Directive
Print every line of the items below word for word, but leave the pictures out.

Excerpts from a layout annotation set
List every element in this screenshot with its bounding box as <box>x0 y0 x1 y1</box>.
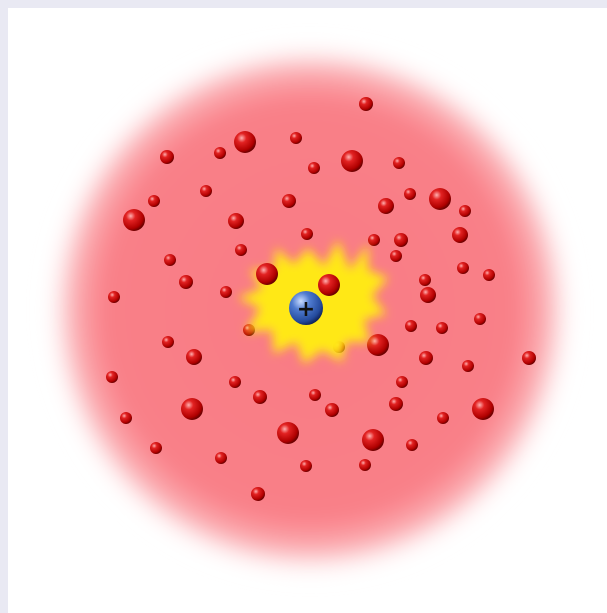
electron-3 <box>234 131 256 153</box>
electron-1 <box>359 97 373 111</box>
electron-60 <box>359 459 371 471</box>
electron-2 <box>290 132 302 144</box>
electron-5 <box>160 150 174 164</box>
atom-diagram: + <box>45 42 575 578</box>
electron-50 <box>181 398 203 420</box>
electron-47 <box>309 389 321 401</box>
electron-49 <box>389 397 403 411</box>
electron-48 <box>325 403 339 417</box>
electron-34 <box>436 322 448 334</box>
electron-56 <box>406 439 418 451</box>
electron-7 <box>308 162 320 174</box>
nucleus-charge-label: + <box>297 297 315 322</box>
electron-11 <box>378 198 394 214</box>
electron-55 <box>362 429 384 451</box>
electron-30 <box>108 291 120 303</box>
electron-group <box>106 97 536 501</box>
electron-32 <box>474 313 486 325</box>
electron-61 <box>251 487 265 501</box>
electron-8 <box>393 157 405 169</box>
electron-26 <box>419 274 431 286</box>
electron-25 <box>390 250 402 262</box>
electron-59 <box>300 460 312 472</box>
electron-39 <box>186 349 202 365</box>
electron-42 <box>522 351 536 365</box>
electron-40 <box>419 351 433 365</box>
electron-19 <box>394 233 408 247</box>
electron-33 <box>405 320 417 332</box>
electron-13 <box>429 188 451 210</box>
electron-6 <box>341 150 363 172</box>
electron-4 <box>214 147 226 159</box>
electron-28 <box>483 269 495 281</box>
electron-15 <box>148 195 160 207</box>
electron-18 <box>452 227 468 243</box>
electron-22 <box>235 244 247 256</box>
electron-37 <box>367 334 389 356</box>
electron-21 <box>301 228 313 240</box>
electron-58 <box>215 452 227 464</box>
electron-27 <box>457 262 469 274</box>
electron-14 <box>459 205 471 217</box>
electron-53 <box>437 412 449 424</box>
electron-24 <box>179 275 193 289</box>
electron-10 <box>282 194 296 208</box>
electron-45 <box>253 390 267 404</box>
electron-57 <box>150 442 162 454</box>
electron-52 <box>120 412 132 424</box>
electron-41 <box>462 360 474 372</box>
nucleus-sphere <box>289 291 323 325</box>
electron-9 <box>200 185 212 197</box>
electron-23 <box>164 254 176 266</box>
electron-44 <box>229 376 241 388</box>
electron-12 <box>404 188 416 200</box>
electron-36 <box>162 336 174 348</box>
electron-20 <box>368 234 380 246</box>
electron-54 <box>277 422 299 444</box>
nucleus: + <box>289 291 323 325</box>
electron-46 <box>396 376 408 388</box>
electron-16 <box>123 209 145 231</box>
electron-17 <box>228 213 244 229</box>
diagram-canvas: + <box>8 8 607 613</box>
electron-51 <box>472 398 494 420</box>
electron-31 <box>220 286 232 298</box>
electron-29 <box>420 287 436 303</box>
inner-electron-2 <box>318 274 340 296</box>
inner-electron-group <box>256 263 340 296</box>
electron-43 <box>106 371 118 383</box>
inner-electron-1 <box>256 263 278 285</box>
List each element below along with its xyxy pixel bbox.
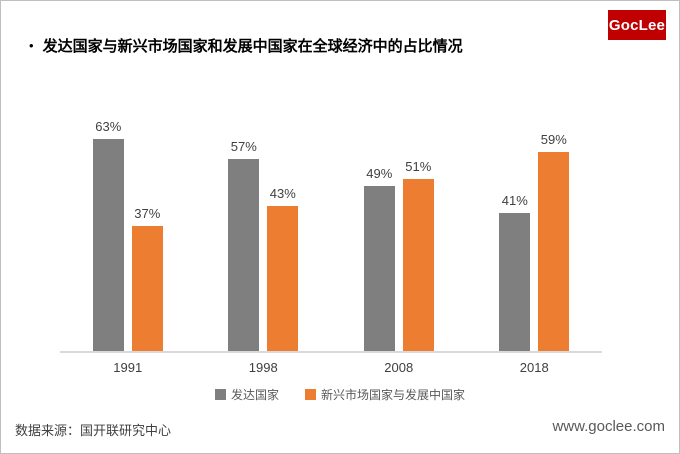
x-axis-labels: 1991 1998 2008 2018	[60, 360, 602, 375]
bar	[402, 179, 434, 351]
bar-column: 37%	[131, 206, 163, 351]
x-axis-tick-label: 1991	[113, 360, 143, 375]
bar-value-label: 63%	[95, 119, 122, 134]
bar-column: 41%	[499, 193, 531, 351]
page-title: 发达国家与新兴市场国家和发展中国家在全球经济中的占比情况	[42, 38, 463, 55]
bar-column: 63%	[92, 119, 124, 351]
legend-item: 新兴市场国家与发展中国家	[305, 386, 465, 403]
bar-value-label: 57%	[230, 139, 257, 154]
brand-logo: GocLee	[608, 10, 666, 40]
bar	[131, 226, 163, 351]
title-row: • 发达国家与新兴市场国家和发展中国家在全球经济中的占比情况	[29, 35, 463, 56]
bar	[538, 152, 570, 351]
bar-value-label: 43%	[269, 186, 296, 201]
bar-value-label: 51%	[405, 159, 432, 174]
bar-group: 41% 59%	[467, 97, 603, 351]
bar-value-label: 49%	[366, 166, 393, 181]
x-axis-tick-label: 2008	[384, 360, 414, 375]
legend: 发达国家 新兴市场国家与发展中国家	[1, 386, 679, 403]
bar-group: 57% 43%	[196, 97, 332, 351]
bar-column: 57%	[228, 139, 260, 351]
bar-value-label: 37%	[134, 206, 161, 221]
bullet-icon: •	[29, 38, 34, 53]
bar-value-label: 41%	[501, 193, 528, 208]
bar	[92, 139, 124, 351]
bar	[267, 206, 299, 351]
website-text: www.goclee.com	[552, 418, 665, 435]
x-axis-tick-label: 1998	[248, 360, 278, 375]
bar	[499, 213, 531, 351]
bar-column: 43%	[267, 186, 299, 351]
bar	[228, 159, 260, 351]
legend-item: 发达国家	[214, 386, 279, 403]
bar-value-label: 59%	[540, 132, 567, 147]
legend-label: 发达国家	[230, 388, 279, 402]
bar-column: 49%	[363, 166, 395, 351]
bar-group: 63% 37%	[60, 97, 196, 351]
bar-column: 51%	[402, 159, 434, 351]
bar	[363, 186, 395, 351]
bar-column: 59%	[538, 132, 570, 351]
bar-group: 49% 51%	[331, 97, 467, 351]
x-axis-tick-label: 2018	[519, 360, 549, 375]
legend-label: 新兴市场国家与发展中国家	[321, 388, 466, 402]
legend-swatch-icon	[305, 389, 316, 400]
plot-area: 63% 37% 57% 43% 49% 51% 41% 59%	[60, 97, 602, 353]
data-source-note: 数据来源：国开联研究中心	[15, 423, 172, 438]
legend-swatch-icon	[214, 389, 226, 400]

Full response
List every element in this screenshot with its bounding box as <box>x0 y0 x1 y1</box>.
electron-3 <box>234 131 256 153</box>
electron-1 <box>359 97 373 111</box>
electron-60 <box>359 459 371 471</box>
electron-2 <box>290 132 302 144</box>
electron-5 <box>160 150 174 164</box>
atom-diagram: + <box>45 42 575 578</box>
electron-50 <box>181 398 203 420</box>
electron-47 <box>309 389 321 401</box>
electron-49 <box>389 397 403 411</box>
electron-48 <box>325 403 339 417</box>
electron-34 <box>436 322 448 334</box>
electron-56 <box>406 439 418 451</box>
electron-7 <box>308 162 320 174</box>
nucleus-charge-label: + <box>297 297 315 322</box>
electron-11 <box>378 198 394 214</box>
electron-55 <box>362 429 384 451</box>
electron-30 <box>108 291 120 303</box>
electron-group <box>106 97 536 501</box>
electron-32 <box>474 313 486 325</box>
electron-61 <box>251 487 265 501</box>
electron-8 <box>393 157 405 169</box>
electron-26 <box>419 274 431 286</box>
electron-25 <box>390 250 402 262</box>
electron-59 <box>300 460 312 472</box>
electron-39 <box>186 349 202 365</box>
electron-42 <box>522 351 536 365</box>
electron-40 <box>419 351 433 365</box>
electron-19 <box>394 233 408 247</box>
electron-33 <box>405 320 417 332</box>
electron-13 <box>429 188 451 210</box>
electron-6 <box>341 150 363 172</box>
electron-4 <box>214 147 226 159</box>
electron-28 <box>483 269 495 281</box>
electron-15 <box>148 195 160 207</box>
electron-18 <box>452 227 468 243</box>
electron-22 <box>235 244 247 256</box>
electron-37 <box>367 334 389 356</box>
electron-21 <box>301 228 313 240</box>
electron-58 <box>215 452 227 464</box>
electron-27 <box>457 262 469 274</box>
electron-14 <box>459 205 471 217</box>
electron-53 <box>437 412 449 424</box>
electron-24 <box>179 275 193 289</box>
electron-10 <box>282 194 296 208</box>
electron-45 <box>253 390 267 404</box>
electron-57 <box>150 442 162 454</box>
electron-52 <box>120 412 132 424</box>
electron-41 <box>462 360 474 372</box>
nucleus-sphere <box>289 291 323 325</box>
electron-9 <box>200 185 212 197</box>
electron-23 <box>164 254 176 266</box>
electron-44 <box>229 376 241 388</box>
electron-12 <box>404 188 416 200</box>
electron-36 <box>162 336 174 348</box>
electron-20 <box>368 234 380 246</box>
electron-54 <box>277 422 299 444</box>
nucleus: + <box>289 291 323 325</box>
electron-46 <box>396 376 408 388</box>
electron-16 <box>123 209 145 231</box>
electron-17 <box>228 213 244 229</box>
diagram-canvas: + <box>8 8 607 613</box>
electron-51 <box>472 398 494 420</box>
electron-31 <box>220 286 232 298</box>
electron-29 <box>420 287 436 303</box>
inner-electron-2 <box>318 274 340 296</box>
inner-electron-group <box>256 263 340 296</box>
electron-43 <box>106 371 118 383</box>
inner-electron-1 <box>256 263 278 285</box>
List each element below along with its xyxy pixel bbox.
x-axis-labels: 1991 1998 2008 2018	[60, 360, 602, 375]
bar	[402, 179, 434, 351]
bar-column: 37%	[131, 206, 163, 351]
x-axis-tick-label: 1991	[113, 360, 143, 375]
bar-value-label: 63%	[95, 119, 122, 134]
bar-column: 41%	[499, 193, 531, 351]
page-title: 发达国家与新兴市场国家和发展中国家在全球经济中的占比情况	[42, 38, 463, 55]
bar-column: 63%	[92, 119, 124, 351]
legend-item: 新兴市场国家与发展中国家	[305, 386, 465, 403]
bar-value-label: 57%	[230, 139, 257, 154]
brand-logo: GocLee	[608, 10, 666, 40]
bar	[131, 226, 163, 351]
title-row: • 发达国家与新兴市场国家和发展中国家在全球经济中的占比情况	[29, 35, 463, 56]
bar	[538, 152, 570, 351]
bar-value-label: 43%	[269, 186, 296, 201]
bar-value-label: 51%	[405, 159, 432, 174]
bar-group: 41% 59%	[467, 97, 603, 351]
bar-value-label: 49%	[366, 166, 393, 181]
x-axis-tick-label: 2008	[384, 360, 414, 375]
legend: 发达国家 新兴市场国家与发展中国家	[1, 386, 679, 403]
bar-group: 57% 43%	[196, 97, 332, 351]
bar-column: 57%	[228, 139, 260, 351]
bar-value-label: 37%	[134, 206, 161, 221]
bullet-icon: •	[29, 38, 34, 53]
bar-value-label: 41%	[501, 193, 528, 208]
bar	[92, 139, 124, 351]
bar	[267, 206, 299, 351]
website-text: www.goclee.com	[552, 418, 665, 435]
x-axis-tick-label: 1998	[248, 360, 278, 375]
bar	[499, 213, 531, 351]
bar-column: 43%	[267, 186, 299, 351]
bar	[228, 159, 260, 351]
legend-item: 发达国家	[214, 386, 279, 403]
bar-value-label: 59%	[540, 132, 567, 147]
legend-label: 发达国家	[230, 388, 279, 402]
bar-column: 49%	[363, 166, 395, 351]
bar-group: 63% 37%	[60, 97, 196, 351]
bar-column: 51%	[402, 159, 434, 351]
bar	[363, 186, 395, 351]
bar-column: 59%	[538, 132, 570, 351]
bar-group: 49% 51%	[331, 97, 467, 351]
x-axis-tick-label: 2018	[519, 360, 549, 375]
legend-label: 新兴市场国家与发展中国家	[321, 388, 466, 402]
legend-swatch-icon	[305, 389, 316, 400]
plot-area: 63% 37% 57% 43% 49% 51% 41% 59%	[60, 97, 602, 353]
data-source-note: 数据来源：国开联研究中心	[15, 423, 172, 438]
legend-swatch-icon	[214, 389, 226, 400]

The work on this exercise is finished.